### [SET PROBLEM]
Reproduce each record exactly.

(Dataset records)
>> begin

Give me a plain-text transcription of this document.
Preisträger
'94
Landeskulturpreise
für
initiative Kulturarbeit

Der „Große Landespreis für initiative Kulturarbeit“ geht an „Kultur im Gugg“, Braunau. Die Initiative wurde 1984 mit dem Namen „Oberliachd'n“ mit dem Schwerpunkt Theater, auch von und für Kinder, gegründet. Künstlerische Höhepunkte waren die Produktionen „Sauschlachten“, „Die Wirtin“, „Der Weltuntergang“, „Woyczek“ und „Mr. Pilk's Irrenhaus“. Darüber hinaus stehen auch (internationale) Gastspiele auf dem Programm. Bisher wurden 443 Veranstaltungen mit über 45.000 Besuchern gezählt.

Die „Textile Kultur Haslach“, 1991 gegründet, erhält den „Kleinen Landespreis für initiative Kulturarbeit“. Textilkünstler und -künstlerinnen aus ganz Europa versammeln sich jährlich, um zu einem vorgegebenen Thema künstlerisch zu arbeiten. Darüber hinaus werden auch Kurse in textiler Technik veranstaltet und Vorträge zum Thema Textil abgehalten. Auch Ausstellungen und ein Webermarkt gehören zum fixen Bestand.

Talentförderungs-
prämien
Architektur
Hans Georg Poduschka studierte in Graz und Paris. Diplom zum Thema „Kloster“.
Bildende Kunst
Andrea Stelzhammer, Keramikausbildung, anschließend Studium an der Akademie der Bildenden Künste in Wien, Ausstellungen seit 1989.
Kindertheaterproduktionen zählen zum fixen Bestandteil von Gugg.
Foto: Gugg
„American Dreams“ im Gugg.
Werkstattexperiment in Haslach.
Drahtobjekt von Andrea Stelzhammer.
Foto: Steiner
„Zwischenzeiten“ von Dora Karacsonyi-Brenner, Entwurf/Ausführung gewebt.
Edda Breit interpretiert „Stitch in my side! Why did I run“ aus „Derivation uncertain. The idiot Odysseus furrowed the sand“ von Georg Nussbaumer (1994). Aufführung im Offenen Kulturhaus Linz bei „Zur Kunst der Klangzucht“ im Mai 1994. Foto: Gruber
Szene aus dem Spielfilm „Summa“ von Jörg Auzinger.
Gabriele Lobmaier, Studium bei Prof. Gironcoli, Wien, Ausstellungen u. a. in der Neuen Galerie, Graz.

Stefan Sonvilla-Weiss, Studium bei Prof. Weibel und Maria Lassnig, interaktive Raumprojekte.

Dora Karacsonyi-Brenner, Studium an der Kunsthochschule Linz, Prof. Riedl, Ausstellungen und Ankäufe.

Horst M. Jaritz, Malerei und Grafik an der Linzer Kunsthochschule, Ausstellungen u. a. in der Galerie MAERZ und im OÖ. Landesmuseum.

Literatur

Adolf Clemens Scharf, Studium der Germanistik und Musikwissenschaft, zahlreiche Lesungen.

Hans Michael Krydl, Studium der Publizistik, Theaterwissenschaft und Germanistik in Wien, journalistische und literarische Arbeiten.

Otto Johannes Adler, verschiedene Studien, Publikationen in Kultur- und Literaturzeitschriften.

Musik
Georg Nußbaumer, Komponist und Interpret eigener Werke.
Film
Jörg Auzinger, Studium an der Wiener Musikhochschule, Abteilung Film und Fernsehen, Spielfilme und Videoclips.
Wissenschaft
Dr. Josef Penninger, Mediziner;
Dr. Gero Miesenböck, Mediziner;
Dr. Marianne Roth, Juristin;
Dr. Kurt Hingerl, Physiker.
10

>> end

### [FINAL RESULT]
Give me a plain-text transcription of this document.
Preisträger
'94
Landeskulturpreise
für
initiative Kulturarbeit

Der „Große Landespreis für initiative Kulturarbeit“ geht an „Kultur im Gugg“, Braunau. Die Initiative wurde 1984 mit dem Namen „Oberliachd'n“ mit dem Schwerpunkt Theater, auch von und für Kinder, gegründet. Künstlerische Höhepunkte waren die Produktionen „Sauschlachten“, „Die Wirtin“, „Der Weltuntergang“, „Woyczek“ und „Mr. Pilk's Irrenhaus“. Darüber hinaus stehen auch (internationale) Gastspiele auf dem Programm. Bisher wurden 443 Veranstaltungen mit über 45.000 Besuchern gezählt.

Die „Textile Kultur Haslach“, 1991 gegründet, erhält den „Kleinen Landespreis für initiative Kulturarbeit“. Textilkünstler und -künstlerinnen aus ganz Europa versammeln sich jährlich, um zu einem vorgegebenen Thema künstlerisch zu arbeiten. Darüber hinaus werden auch Kurse in textiler Technik veranstaltet und Vorträge zum Thema Textil abgehalten. Auch Ausstellungen und ein Webermarkt gehören zum fixen Bestand.

Talentförderungs-
prämien
Architektur
Hans Georg Poduschka studierte in Graz und Paris. Diplom zum Thema „Kloster“.
Bildende Kunst
Andrea Stelzhammer, Keramikausbildung, anschließend Studium an der Akademie der Bildenden Künste in Wien, Ausstellungen seit 1989.
Kindertheaterproduktionen zählen zum fixen Bestandteil von Gugg.
Foto: Gugg
„American Dreams“ im Gugg.
Werkstattexperiment in Haslach.
Drahtobjekt von Andrea Stelzhammer.
Foto: Steiner
„Zwischenzeiten“ von Dora Karacsonyi-Brenner, Entwurf/Ausführung gewebt.
Edda Breit interpretiert „Stitch in my side! Why did I run“ aus „Derivation uncertain. The idiot Odysseus furrowed the sand“ von Georg Nussbaumer (1994). Aufführung im Offenen Kulturhaus Linz bei „Zur Kunst der Klangzucht“ im Mai 1994. Foto: Gruber
Szene aus dem Spielfilm „Summa“ von Jörg Auzinger.
Gabriele Lobmaier, Studium bei Prof. Gironcoli, Wien, Ausstellungen u. a. in der Neuen Galerie, Graz.

Stefan Sonvilla-Weiss, Studium bei Prof. Weibel und Maria Lassnig, interaktive Raumprojekte.

Dora Karacsonyi-Brenner, Studium an der Kunsthochschule Linz, Prof. Riedl, Ausstellungen und Ankäufe.

Horst M. Jaritz, Malerei und Grafik an der Linzer Kunsthochschule, Ausstellungen u. a. in der Galerie MAERZ und im OÖ. Landesmuseum.

Literatur

Adolf Clemens Scharf, Studium der Germanistik und Musikwissenschaft, zahlreiche Lesungen.

Hans Michael Krydl, Studium der Publizistik, Theaterwissenschaft und Germanistik in Wien, journalistische und literarische Arbeiten.

Otto Johannes Adler, verschiedene Studien, Publikationen in Kultur- und Literaturzeitschriften.

Musik
Georg Nußbaumer, Komponist und Interpret eigener Werke.
Film
Jörg Auzinger, Studium an der Wiener Musikhochschule, Abteilung Film und Fernsehen, Spielfilme und Videoclips.
Wissenschaft
Dr. Josef Penninger, Mediziner;
Dr. Gero Miesenböck, Mediziner;
Dr. Marianne Roth, Juristin;
Dr. Kurt Hingerl, Physiker.
10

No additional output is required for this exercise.